- Required task: Retype the whole listing below, character for character.

[Dataset rows about figures]
# # #

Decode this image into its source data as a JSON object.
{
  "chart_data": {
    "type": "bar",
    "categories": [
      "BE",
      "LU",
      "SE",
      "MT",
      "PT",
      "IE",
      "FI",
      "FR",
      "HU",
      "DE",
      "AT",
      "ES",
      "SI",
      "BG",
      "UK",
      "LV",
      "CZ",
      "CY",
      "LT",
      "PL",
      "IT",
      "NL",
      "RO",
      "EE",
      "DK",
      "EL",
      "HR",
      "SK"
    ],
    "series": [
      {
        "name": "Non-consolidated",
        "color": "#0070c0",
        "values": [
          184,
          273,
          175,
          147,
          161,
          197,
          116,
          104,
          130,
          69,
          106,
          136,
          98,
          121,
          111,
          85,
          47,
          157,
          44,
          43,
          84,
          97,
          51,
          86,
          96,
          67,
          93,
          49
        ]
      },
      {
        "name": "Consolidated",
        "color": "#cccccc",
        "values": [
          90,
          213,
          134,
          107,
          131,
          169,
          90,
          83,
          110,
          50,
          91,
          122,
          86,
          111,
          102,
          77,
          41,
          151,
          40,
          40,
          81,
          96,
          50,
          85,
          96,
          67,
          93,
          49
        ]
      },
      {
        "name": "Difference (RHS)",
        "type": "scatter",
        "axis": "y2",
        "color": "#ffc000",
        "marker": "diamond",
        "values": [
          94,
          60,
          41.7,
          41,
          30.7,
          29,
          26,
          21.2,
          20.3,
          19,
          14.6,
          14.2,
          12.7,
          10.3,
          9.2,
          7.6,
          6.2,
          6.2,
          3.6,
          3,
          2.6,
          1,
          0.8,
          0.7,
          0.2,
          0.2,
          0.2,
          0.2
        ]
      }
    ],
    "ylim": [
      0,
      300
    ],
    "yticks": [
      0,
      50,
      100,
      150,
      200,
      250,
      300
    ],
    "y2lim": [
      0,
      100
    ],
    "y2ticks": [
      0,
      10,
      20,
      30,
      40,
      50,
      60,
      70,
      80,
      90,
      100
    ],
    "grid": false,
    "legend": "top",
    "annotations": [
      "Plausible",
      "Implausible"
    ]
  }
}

# # #

- Exercise answer:
Decode this image into its source data as a JSON object.
{
  "chart_data": {
    "type": "bar",
    "categories": [
      "BE",
      "LU",
      "SE",
      "MT",
      "PT",
      "IE",
      "FI",
      "FR",
      "HU",
      "DE",
      "AT",
      "ES",
      "SI",
      "BG",
      "UK",
      "LV",
      "CZ",
      "CY",
      "LT",
      "PL",
      "IT",
      "NL",
      "RO",
      "EE",
      "DK",
      "EL",
      "HR",
      "SK"
    ],
    "series": [
      {
        "name": "Non-consolidated",
        "color": "#0070c0",
        "values": [
          184,
          273,
          175,
          147,
          161,
          197,
          116,
          104,
          130,
          69,
          106,
          136,
          98,
          121,
          111,
          85,
          47,
          157,
          44,
          43,
          84,
          97,
          51,
          86,
          96,
          67,
          93,
          49
        ]
      },
      {
        "name": "Consolidated",
        "color": "#cccccc",
        "values": [
          90,
          213,
          134,
          107,
          131,
          169,
          90,
          83,
          110,
          50,
          91,
          122,
          86,
          111,
          102,
          77,
          41,
          151,
          40,
          40,
          81,
          96,
          50,
          85,
          96,
          67,
          93,
          49
        ]
      },
      {
        "name": "Difference (RHS)",
        "type": "scatter",
        "axis": "y2",
        "color": "#ffc000",
        "marker": "diamond",
        "values": [
          94,
          60,
          41.7,
          41,
          30.7,
          29,
          26,
          21.2,
          20.3,
          19,
          14.6,
          14.2,
          12.7,
          10.3,
          9.2,
          7.6,
          6.2,
          6.2,
          3.6,
          3,
          2.6,
          1,
          0.8,
          0.7,
          0.2,
          0.2,
          0.2,
          0.2
        ]
      }
    ],
    "ylim": [
      0,
      300
    ],
    "yticks": [
      0,
      50,
      100,
      150,
      200,
      250,
      300
    ],
    "y2lim": [
      0,
      100
    ],
    "y2ticks": [
      0,
      10,
      20,
      30,
      40,
      50,
      60,
      70,
      80,
      90,
      100
    ],
    "grid": false,
    "legend": "top",
    "annotations": [
      "Plausible",
      "Implausible"
    ]
  }
}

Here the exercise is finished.